**SHORT PROBLEM:**
Copy out every record precisely.

**DATA IN THIS EXERCISE:**
__________________________________________________

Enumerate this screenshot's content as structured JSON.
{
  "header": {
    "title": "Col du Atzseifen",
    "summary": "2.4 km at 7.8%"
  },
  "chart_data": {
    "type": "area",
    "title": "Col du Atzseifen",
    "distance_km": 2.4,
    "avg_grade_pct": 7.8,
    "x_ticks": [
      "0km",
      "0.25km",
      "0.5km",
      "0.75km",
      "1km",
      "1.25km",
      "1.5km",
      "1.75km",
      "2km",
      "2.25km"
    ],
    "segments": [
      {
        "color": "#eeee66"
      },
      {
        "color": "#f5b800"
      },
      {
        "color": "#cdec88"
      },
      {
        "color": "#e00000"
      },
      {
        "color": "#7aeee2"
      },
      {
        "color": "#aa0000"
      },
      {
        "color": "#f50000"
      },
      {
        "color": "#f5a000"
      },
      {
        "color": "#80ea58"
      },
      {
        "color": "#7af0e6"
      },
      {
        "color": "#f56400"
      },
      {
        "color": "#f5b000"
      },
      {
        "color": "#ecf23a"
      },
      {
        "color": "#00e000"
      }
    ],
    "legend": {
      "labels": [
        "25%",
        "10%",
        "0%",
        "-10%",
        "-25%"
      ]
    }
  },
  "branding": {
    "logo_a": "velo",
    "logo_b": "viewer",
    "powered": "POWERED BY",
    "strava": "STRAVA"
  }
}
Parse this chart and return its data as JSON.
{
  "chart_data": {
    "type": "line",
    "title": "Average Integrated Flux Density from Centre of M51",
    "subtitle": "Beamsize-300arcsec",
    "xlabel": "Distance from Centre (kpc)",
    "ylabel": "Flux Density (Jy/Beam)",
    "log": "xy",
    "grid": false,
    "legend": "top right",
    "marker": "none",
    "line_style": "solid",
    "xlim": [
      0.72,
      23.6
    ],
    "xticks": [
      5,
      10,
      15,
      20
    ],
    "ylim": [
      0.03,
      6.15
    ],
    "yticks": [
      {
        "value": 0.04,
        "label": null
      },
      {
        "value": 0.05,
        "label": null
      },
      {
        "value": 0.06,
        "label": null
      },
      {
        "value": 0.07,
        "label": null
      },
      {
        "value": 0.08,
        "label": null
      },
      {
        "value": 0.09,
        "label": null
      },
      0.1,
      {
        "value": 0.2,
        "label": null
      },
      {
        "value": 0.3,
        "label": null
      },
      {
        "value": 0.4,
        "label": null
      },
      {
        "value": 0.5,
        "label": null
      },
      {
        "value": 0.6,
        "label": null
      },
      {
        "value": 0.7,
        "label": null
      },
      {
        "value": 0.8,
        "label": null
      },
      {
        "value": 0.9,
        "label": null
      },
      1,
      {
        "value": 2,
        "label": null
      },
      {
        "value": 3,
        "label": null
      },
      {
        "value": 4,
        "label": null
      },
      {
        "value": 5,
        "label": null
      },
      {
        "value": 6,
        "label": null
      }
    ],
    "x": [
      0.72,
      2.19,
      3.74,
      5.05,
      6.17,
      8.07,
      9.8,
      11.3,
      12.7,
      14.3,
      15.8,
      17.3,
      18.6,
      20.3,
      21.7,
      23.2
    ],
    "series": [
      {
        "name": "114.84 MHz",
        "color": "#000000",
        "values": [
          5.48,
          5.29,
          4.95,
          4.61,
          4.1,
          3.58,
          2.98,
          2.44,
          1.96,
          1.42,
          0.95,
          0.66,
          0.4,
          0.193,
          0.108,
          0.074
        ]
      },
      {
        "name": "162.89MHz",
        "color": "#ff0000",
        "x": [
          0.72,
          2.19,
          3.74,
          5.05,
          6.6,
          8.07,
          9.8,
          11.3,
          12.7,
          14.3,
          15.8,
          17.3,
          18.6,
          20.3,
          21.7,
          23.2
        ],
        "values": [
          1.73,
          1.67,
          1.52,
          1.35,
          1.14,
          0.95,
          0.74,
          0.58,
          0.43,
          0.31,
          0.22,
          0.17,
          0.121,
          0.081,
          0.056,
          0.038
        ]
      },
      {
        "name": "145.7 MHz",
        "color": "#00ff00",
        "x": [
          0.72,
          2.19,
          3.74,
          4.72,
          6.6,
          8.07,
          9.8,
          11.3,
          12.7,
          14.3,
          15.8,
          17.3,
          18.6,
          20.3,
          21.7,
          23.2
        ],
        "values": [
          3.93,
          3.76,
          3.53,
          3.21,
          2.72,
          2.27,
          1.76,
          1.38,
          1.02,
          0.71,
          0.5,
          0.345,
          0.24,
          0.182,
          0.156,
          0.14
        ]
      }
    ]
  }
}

__________________________________________________

**CORRECT ANSWER:**
Enumerate this screenshot's content as structured JSON.
{
  "header": {
    "title": "Col du Atzseifen",
    "summary": "2.4 km at 7.8%"
  },
  "chart_data": {
    "type": "area",
    "title": "Col du Atzseifen",
    "distance_km": 2.4,
    "avg_grade_pct": 7.8,
    "x_ticks": [
      "0km",
      "0.25km",
      "0.5km",
      "0.75km",
      "1km",
      "1.25km",
      "1.5km",
      "1.75km",
      "2km",
      "2.25km"
    ],
    "segments": [
      {
        "color": "#eeee66"
      },
      {
        "color": "#f5b800"
      },
      {
        "color": "#cdec88"
      },
      {
        "color": "#e00000"
      },
      {
        "color": "#7aeee2"
      },
      {
        "color": "#aa0000"
      },
      {
        "color": "#f50000"
      },
      {
        "color": "#f5a000"
      },
      {
        "color": "#80ea58"
      },
      {
        "color": "#7af0e6"
      },
      {
        "color": "#f56400"
      },
      {
        "color": "#f5b000"
      },
      {
        "color": "#ecf23a"
      },
      {
        "color": "#00e000"
      }
    ],
    "legend": {
      "labels": [
        "25%",
        "10%",
        "0%",
        "-10%",
        "-25%"
      ]
    }
  },
  "branding": {
    "logo_a": "velo",
    "logo_b": "viewer",
    "powered": "POWERED BY",
    "strava": "STRAVA"
  }
}
Parse this chart and return its data as JSON.
{
  "chart_data": {
    "type": "line",
    "title": "Average Integrated Flux Density from Centre of M51",
    "subtitle": "Beamsize-300arcsec",
    "xlabel": "Distance from Centre (kpc)",
    "ylabel": "Flux Density (Jy/Beam)",
    "log": "xy",
    "grid": false,
    "legend": "top right",
    "marker": "none",
    "line_style": "solid",
    "xlim": [
      0.72,
      23.6
    ],
    "xticks": [
      5,
      10,
      15,
      20
    ],
    "ylim": [
      0.03,
      6.15
    ],
    "yticks": [
      {
        "value": 0.04,
        "label": null
      },
      {
        "value": 0.05,
        "label": null
      },
      {
        "value": 0.06,
        "label": null
      },
      {
        "value": 0.07,
        "label": null
      },
      {
        "value": 0.08,
        "label": null
      },
      {
        "value": 0.09,
        "label": null
      },
      0.1,
      {
        "value": 0.2,
        "label": null
      },
      {
        "value": 0.3,
        "label": null
      },
      {
        "value": 0.4,
        "label": null
      },
      {
        "value": 0.5,
        "label": null
      },
      {
        "value": 0.6,
        "label": null
      },
      {
        "value": 0.7,
        "label": null
      },
      {
        "value": 0.8,
        "label": null
      },
      {
        "value": 0.9,
        "label": null
      },
      1,
      {
        "value": 2,
        "label": null
      },
      {
        "value": 3,
        "label": null
      },
      {
        "value": 4,
        "label": null
      },
      {
        "value": 5,
        "label": null
      },
      {
        "value": 6,
        "label": null
      }
    ],
    "x": [
      0.72,
      2.19,
      3.74,
      5.05,
      6.17,
      8.07,
      9.8,
      11.3,
      12.7,
      14.3,
      15.8,
      17.3,
      18.6,
      20.3,
      21.7,
      23.2
    ],
    "series": [
      {
        "name": "114.84 MHz",
        "color": "#000000",
        "values": [
          5.48,
          5.29,
          4.95,
          4.61,
          4.1,
          3.58,
          2.98,
          2.44,
          1.96,
          1.42,
          0.95,
          0.66,
          0.4,
          0.193,
          0.108,
          0.074
        ]
      },
      {
        "name": "162.89MHz",
        "color": "#ff0000",
        "x": [
          0.72,
          2.19,
          3.74,
          5.05,
          6.6,
          8.07,
          9.8,
          11.3,
          12.7,
          14.3,
          15.8,
          17.3,
          18.6,
          20.3,
          21.7,
          23.2
        ],
        "values": [
          1.73,
          1.67,
          1.52,
          1.35,
          1.14,
          0.95,
          0.74,
          0.58,
          0.43,
          0.31,
          0.22,
          0.17,
          0.121,
          0.081,
          0.056,
          0.038
        ]
      },
      {
        "name": "145.7 MHz",
        "color": "#00ff00",
        "x": [
          0.72,
          2.19,
          3.74,
          4.72,
          6.6,
          8.07,
          9.8,
          11.3,
          12.7,
          14.3,
          15.8,
          17.3,
          18.6,
          20.3,
          21.7,
          23.2
        ],
        "values": [
          3.93,
          3.76,
          3.53,
          3.21,
          2.72,
          2.27,
          1.76,
          1.38,
          1.02,
          0.71,
          0.5,
          0.345,
          0.24,
          0.182,
          0.156,
          0.14
        ]
      }
    ]
  }
}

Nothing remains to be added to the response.